## Your objective
Gather all lines in the data that hold the string "color".

## Listing

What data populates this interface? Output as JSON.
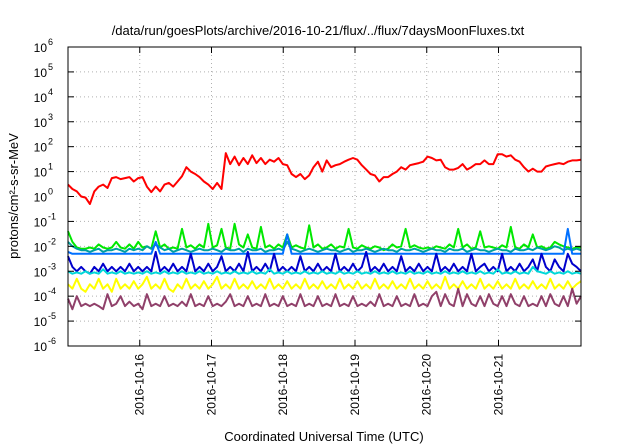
{
  "chart_data": {
    "type": "line",
    "title": "/data/run/goesPlots/archive/2016-10-21/flux/../flux/7daysMoonFluxes.txt",
    "xlabel": "Coordinated Universal Time (UTC)",
    "ylabel": "protons/cm²-s-sr-MeV",
    "y_scale": "log",
    "ylim": [
      1e-06,
      1000000.0
    ],
    "xlim_days": [
      0,
      7.15
    ],
    "grid": true,
    "y_ticks": [
      {
        "base": "10",
        "exp": "-6",
        "value": 1e-06
      },
      {
        "base": "10",
        "exp": "-5",
        "value": 1e-05
      },
      {
        "base": "10",
        "exp": "-4",
        "value": 0.0001
      },
      {
        "base": "10",
        "exp": "-3",
        "value": 0.001
      },
      {
        "base": "10",
        "exp": "-2",
        "value": 0.01
      },
      {
        "base": "10",
        "exp": "-1",
        "value": 0.1
      },
      {
        "base": "10",
        "exp": "0",
        "value": 1
      },
      {
        "base": "10",
        "exp": "1",
        "value": 10
      },
      {
        "base": "10",
        "exp": "2",
        "value": 100
      },
      {
        "base": "10",
        "exp": "3",
        "value": 1000
      },
      {
        "base": "10",
        "exp": "4",
        "value": 10000
      },
      {
        "base": "10",
        "exp": "5",
        "value": 100000
      },
      {
        "base": "10",
        "exp": "6",
        "value": 1000000
      }
    ],
    "x_ticks": [
      {
        "label": "2016-10-16",
        "day": 1.0
      },
      {
        "label": "2016-10-17",
        "day": 2.0
      },
      {
        "label": "2016-10-18",
        "day": 3.0
      },
      {
        "label": "2016-10-19",
        "day": 4.0
      },
      {
        "label": "2016-10-20",
        "day": 5.0
      },
      {
        "label": "2016-10-21",
        "day": 6.0
      }
    ],
    "series": [
      {
        "color": "#ff0000",
        "values": [
          3.0,
          2.0,
          1.6,
          1.0,
          0.9,
          0.5,
          1.6,
          2.5,
          3.0,
          2.2,
          5.5,
          6.0,
          5.0,
          5.5,
          6.0,
          4.0,
          5.5,
          6.0,
          2.5,
          1.5,
          2.5,
          1.6,
          3.0,
          3.5,
          2.5,
          4.0,
          6.5,
          15.0,
          10.0,
          8.0,
          6.0,
          4.0,
          3.0,
          2.0,
          3.5,
          2.0,
          55.0,
          20.0,
          40.0,
          18.0,
          35.0,
          20.0,
          45.0,
          22.0,
          35.0,
          20.0,
          30.0,
          25.0,
          35.0,
          20.0,
          18.0,
          8.0,
          6.0,
          8.0,
          5.0,
          7.0,
          15.0,
          25.0,
          10.0,
          28.0,
          15.0,
          18.0,
          20.0,
          25.0,
          30.0,
          35.0,
          30.0,
          18.0,
          12.0,
          8.0,
          7.0,
          4.0,
          6.0,
          6.0,
          8.0,
          10.0,
          15.0,
          12.0,
          18.0,
          20.0,
          22.0,
          25.0,
          40.0,
          35.0,
          28.0,
          30.0,
          15.0,
          12.0,
          12.0,
          14.0,
          20.0,
          12.0,
          15.0,
          20.0,
          20.0,
          28.0,
          20.0,
          20.0,
          50.0,
          50.0,
          40.0,
          45.0,
          30.0,
          25.0,
          15.0,
          10.0,
          13.0,
          10.0,
          10.0,
          16.0,
          18.0,
          20.0,
          22.0,
          20.0,
          25.0,
          28.0,
          28.0,
          30.0
        ]
      },
      {
        "color": "#00e800",
        "values": [
          0.04,
          0.015,
          0.009,
          0.008,
          0.008,
          0.009,
          0.008,
          0.012,
          0.009,
          0.008,
          0.009,
          0.015,
          0.009,
          0.008,
          0.012,
          0.008,
          0.015,
          0.009,
          0.01,
          0.008,
          0.04,
          0.009,
          0.012,
          0.008,
          0.009,
          0.008,
          0.05,
          0.009,
          0.011,
          0.008,
          0.012,
          0.009,
          0.08,
          0.009,
          0.011,
          0.05,
          0.009,
          0.008,
          0.08,
          0.012,
          0.009,
          0.03,
          0.009,
          0.008,
          0.06,
          0.009,
          0.011,
          0.008,
          0.012,
          0.009,
          0.03,
          0.009,
          0.011,
          0.009,
          0.008,
          0.07,
          0.009,
          0.012,
          0.008,
          0.009,
          0.012,
          0.008,
          0.01,
          0.009,
          0.05,
          0.009,
          0.008,
          0.011,
          0.009,
          0.008,
          0.01,
          0.009,
          0.007,
          0.008,
          0.012,
          0.009,
          0.01,
          0.05,
          0.009,
          0.011,
          0.009,
          0.008,
          0.009,
          0.008,
          0.01,
          0.009,
          0.008,
          0.012,
          0.009,
          0.05,
          0.009,
          0.012,
          0.008,
          0.009,
          0.04,
          0.009,
          0.01,
          0.009,
          0.008,
          0.011,
          0.009,
          0.06,
          0.009,
          0.008,
          0.012,
          0.009,
          0.03,
          0.009,
          0.01,
          0.008,
          0.009,
          0.015,
          0.012,
          0.01,
          0.009,
          0.008,
          0.009,
          0.009
        ]
      },
      {
        "color": "#00a0a0",
        "values": [
          0.015,
          0.01,
          0.008,
          0.007,
          0.007,
          0.006,
          0.007,
          0.008,
          0.006,
          0.007,
          0.007,
          0.008,
          0.007,
          0.006,
          0.008,
          0.007,
          0.008,
          0.007,
          0.01,
          0.008,
          0.012,
          0.009,
          0.007,
          0.008,
          0.006,
          0.007,
          0.008,
          0.007,
          0.006,
          0.007,
          0.008,
          0.007,
          0.007,
          0.008,
          0.007,
          0.006,
          0.008,
          0.007,
          0.007,
          0.008,
          0.006,
          0.008,
          0.007,
          0.007,
          0.008,
          0.006,
          0.007,
          0.007,
          0.008,
          0.007,
          0.015,
          0.008,
          0.007,
          0.006,
          0.007,
          0.008,
          0.007,
          0.006,
          0.007,
          0.008,
          0.007,
          0.007,
          0.006,
          0.007,
          0.008,
          0.006,
          0.007,
          0.007,
          0.008,
          0.007,
          0.006,
          0.007,
          0.008,
          0.007,
          0.007,
          0.006,
          0.008,
          0.007,
          0.007,
          0.008,
          0.007,
          0.006,
          0.007,
          0.008,
          0.007,
          0.007,
          0.006,
          0.008,
          0.007,
          0.007,
          0.008,
          0.006,
          0.007,
          0.008,
          0.007,
          0.007,
          0.006,
          0.007,
          0.008,
          0.007,
          0.007,
          0.006,
          0.008,
          0.007,
          0.007,
          0.008,
          0.007,
          0.009,
          0.008,
          0.007,
          0.008,
          0.01,
          0.009,
          0.007,
          0.008,
          0.007,
          0.008,
          0.007
        ]
      },
      {
        "color": "#0070ff",
        "values": [
          0.006,
          0.005,
          0.005,
          0.005,
          0.005,
          0.005,
          0.005,
          0.005,
          0.005,
          0.005,
          0.005,
          0.005,
          0.005,
          0.005,
          0.005,
          0.005,
          0.005,
          0.005,
          0.005,
          0.005,
          0.015,
          0.005,
          0.005,
          0.005,
          0.005,
          0.005,
          0.005,
          0.005,
          0.005,
          0.005,
          0.005,
          0.005,
          0.005,
          0.005,
          0.005,
          0.005,
          0.005,
          0.005,
          0.005,
          0.005,
          0.005,
          0.005,
          0.005,
          0.005,
          0.005,
          0.005,
          0.005,
          0.005,
          0.005,
          0.005,
          0.03,
          0.005,
          0.005,
          0.005,
          0.005,
          0.005,
          0.005,
          0.005,
          0.005,
          0.005,
          0.005,
          0.005,
          0.005,
          0.005,
          0.005,
          0.005,
          0.005,
          0.005,
          0.005,
          0.005,
          0.005,
          0.005,
          0.005,
          0.005,
          0.005,
          0.005,
          0.005,
          0.005,
          0.005,
          0.005,
          0.005,
          0.005,
          0.005,
          0.005,
          0.005,
          0.005,
          0.005,
          0.005,
          0.005,
          0.005,
          0.005,
          0.005,
          0.005,
          0.005,
          0.005,
          0.005,
          0.005,
          0.005,
          0.005,
          0.005,
          0.005,
          0.005,
          0.005,
          0.005,
          0.005,
          0.005,
          0.005,
          0.005,
          0.005,
          0.005,
          0.005,
          0.005,
          0.005,
          0.005,
          0.05,
          0.005,
          0.005,
          0.005
        ]
      },
      {
        "color": "#0000cc",
        "values": [
          0.004,
          0.0015,
          0.001,
          0.0015,
          0.001,
          0.0008,
          0.0015,
          0.001,
          0.002,
          0.001,
          0.0015,
          0.001,
          0.0015,
          0.001,
          0.002,
          0.001,
          0.0015,
          0.001,
          0.0015,
          0.001,
          0.006,
          0.001,
          0.0015,
          0.001,
          0.002,
          0.001,
          0.0015,
          0.001,
          0.005,
          0.001,
          0.0015,
          0.001,
          0.002,
          0.001,
          0.0015,
          0.004,
          0.001,
          0.0015,
          0.001,
          0.002,
          0.001,
          0.006,
          0.001,
          0.0015,
          0.001,
          0.002,
          0.001,
          0.005,
          0.001,
          0.0015,
          0.001,
          0.0015,
          0.001,
          0.004,
          0.001,
          0.0015,
          0.001,
          0.002,
          0.001,
          0.0015,
          0.001,
          0.005,
          0.001,
          0.0015,
          0.001,
          0.002,
          0.001,
          0.0015,
          0.006,
          0.001,
          0.0015,
          0.001,
          0.002,
          0.001,
          0.0015,
          0.001,
          0.004,
          0.001,
          0.0015,
          0.001,
          0.002,
          0.001,
          0.0015,
          0.001,
          0.005,
          0.001,
          0.0015,
          0.001,
          0.002,
          0.001,
          0.0015,
          0.001,
          0.005,
          0.001,
          0.0015,
          0.002,
          0.001,
          0.0015,
          0.001,
          0.005,
          0.001,
          0.0015,
          0.001,
          0.002,
          0.001,
          0.0015,
          0.003,
          0.001,
          0.005,
          0.0015,
          0.001,
          0.003,
          0.0015,
          0.001,
          0.005,
          0.002,
          0.0015,
          0.001
        ]
      },
      {
        "color": "#00d8d8",
        "values": [
          0.001,
          0.0008,
          0.0009,
          0.0008,
          0.001,
          0.0008,
          0.0009,
          0.0008,
          0.0012,
          0.0008,
          0.0009,
          0.0008,
          0.001,
          0.0008,
          0.0009,
          0.0008,
          0.0009,
          0.0008,
          0.001,
          0.0008,
          0.0009,
          0.0008,
          0.001,
          0.0008,
          0.0009,
          0.0008,
          0.001,
          0.0008,
          0.0009,
          0.0008,
          0.001,
          0.0008,
          0.0009,
          0.0008,
          0.001,
          0.0008,
          0.0009,
          0.0008,
          0.001,
          0.0008,
          0.0009,
          0.0008,
          0.001,
          0.0008,
          0.0009,
          0.0008,
          0.0012,
          0.0008,
          0.0009,
          0.0008,
          0.001,
          0.0008,
          0.0009,
          0.0008,
          0.001,
          0.0008,
          0.0009,
          0.0008,
          0.001,
          0.0008,
          0.0009,
          0.0008,
          0.001,
          0.0008,
          0.0009,
          0.0008,
          0.001,
          0.0008,
          0.0009,
          0.0008,
          0.001,
          0.0008,
          0.0009,
          0.0008,
          0.001,
          0.0008,
          0.0009,
          0.0008,
          0.001,
          0.0008,
          0.0009,
          0.0008,
          0.001,
          0.0008,
          0.0009,
          0.0008,
          0.001,
          0.0008,
          0.0009,
          0.0008,
          0.001,
          0.0008,
          0.0009,
          0.0008,
          0.001,
          0.0008,
          0.0009,
          0.0008,
          0.0012,
          0.0008,
          0.0009,
          0.0008,
          0.001,
          0.0008,
          0.0009,
          0.0008,
          0.0015,
          0.001,
          0.0009,
          0.0008,
          0.001,
          0.0008,
          0.0009,
          0.0008,
          0.001,
          0.0008,
          0.0009,
          0.0008
        ]
      },
      {
        "color": "#ffff00",
        "values": [
          0.0003,
          0.0002,
          0.0005,
          0.0002,
          0.00015,
          0.0003,
          0.0002,
          0.0005,
          0.0002,
          0.0003,
          0.00015,
          0.0005,
          0.0002,
          0.0003,
          0.0002,
          0.0004,
          0.0002,
          0.0003,
          0.0006,
          0.0002,
          0.0003,
          0.0002,
          0.0005,
          0.0002,
          0.00015,
          0.0003,
          0.0002,
          0.0005,
          0.0002,
          0.0003,
          0.0002,
          0.0004,
          0.0002,
          0.0003,
          0.0006,
          0.0002,
          0.0003,
          0.0002,
          0.0005,
          0.0002,
          0.0003,
          0.0002,
          0.0004,
          0.0002,
          0.0003,
          0.0002,
          0.0005,
          0.0002,
          0.0003,
          0.0002,
          0.0004,
          0.0002,
          0.0003,
          0.0002,
          0.0005,
          0.0002,
          0.0003,
          0.0002,
          0.0004,
          0.0002,
          0.0003,
          0.0002,
          0.0005,
          0.0002,
          0.0003,
          0.0002,
          0.0004,
          0.0002,
          0.0003,
          0.0002,
          0.0005,
          0.0002,
          0.0003,
          0.0002,
          0.0004,
          0.0002,
          0.0003,
          0.0002,
          0.0005,
          0.0002,
          0.0003,
          0.0002,
          0.0004,
          0.0002,
          0.0003,
          0.0002,
          0.0006,
          0.0002,
          0.0003,
          0.0002,
          0.0004,
          0.0002,
          0.0003,
          0.0002,
          0.0005,
          0.0002,
          0.0003,
          0.0002,
          0.0004,
          0.0002,
          0.0003,
          0.0002,
          0.0005,
          0.0002,
          0.0003,
          0.0002,
          0.0004,
          0.0002,
          0.0003,
          0.0002,
          0.0005,
          0.0002,
          0.0003,
          0.0002,
          0.0004,
          0.0002,
          0.0003,
          0.0004
        ]
      },
      {
        "color": "#90406a",
        "values": [
          8e-05,
          3e-05,
          0.0001,
          4e-05,
          5e-05,
          4e-05,
          5e-05,
          4e-05,
          3e-05,
          0.00012,
          4e-05,
          5e-05,
          0.0001,
          4e-05,
          6e-05,
          4e-05,
          5e-05,
          3e-05,
          0.00012,
          4e-05,
          5e-05,
          4e-05,
          0.0001,
          4e-05,
          5e-05,
          4e-05,
          6e-05,
          4e-05,
          0.00012,
          4e-05,
          5e-05,
          4e-05,
          0.0001,
          4e-05,
          5e-05,
          4e-05,
          6e-05,
          0.00012,
          4e-05,
          5e-05,
          4e-05,
          0.0001,
          4e-05,
          5e-05,
          4e-05,
          0.00012,
          4e-05,
          5e-05,
          4e-05,
          0.0001,
          4e-05,
          5e-05,
          4e-05,
          0.00012,
          4e-05,
          5e-05,
          4e-05,
          0.0001,
          4e-05,
          5e-05,
          4e-05,
          0.00012,
          4e-05,
          5e-05,
          4e-05,
          0.0001,
          4e-05,
          5e-05,
          4e-05,
          6e-05,
          4e-05,
          0.00012,
          4e-05,
          5e-05,
          4e-05,
          0.0001,
          4e-05,
          5e-05,
          4e-05,
          0.00012,
          4e-05,
          5e-05,
          4e-05,
          0.0001,
          0.00015,
          4e-05,
          0.00012,
          5e-05,
          4e-05,
          0.0002,
          4e-05,
          0.00012,
          5e-05,
          4e-05,
          0.0001,
          4e-05,
          0.00012,
          5e-05,
          4e-05,
          0.0001,
          4e-05,
          0.00012,
          5e-05,
          4e-05,
          0.0001,
          4e-05,
          5e-05,
          4e-05,
          0.0001,
          4e-05,
          0.00012,
          5e-05,
          4e-05,
          0.0001,
          4e-05,
          0.0002,
          5e-05,
          0.0001
        ]
      }
    ]
  }
}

## Result below
        "color": "#ff0000",
        "color": "#00e800",
        "color": "#00a0a0",
        "color": "#0070ff",
        "color": "#0000cc",
        "color": "#00d8d8",
        "color": "#ffff00",
        "color": "#90406a",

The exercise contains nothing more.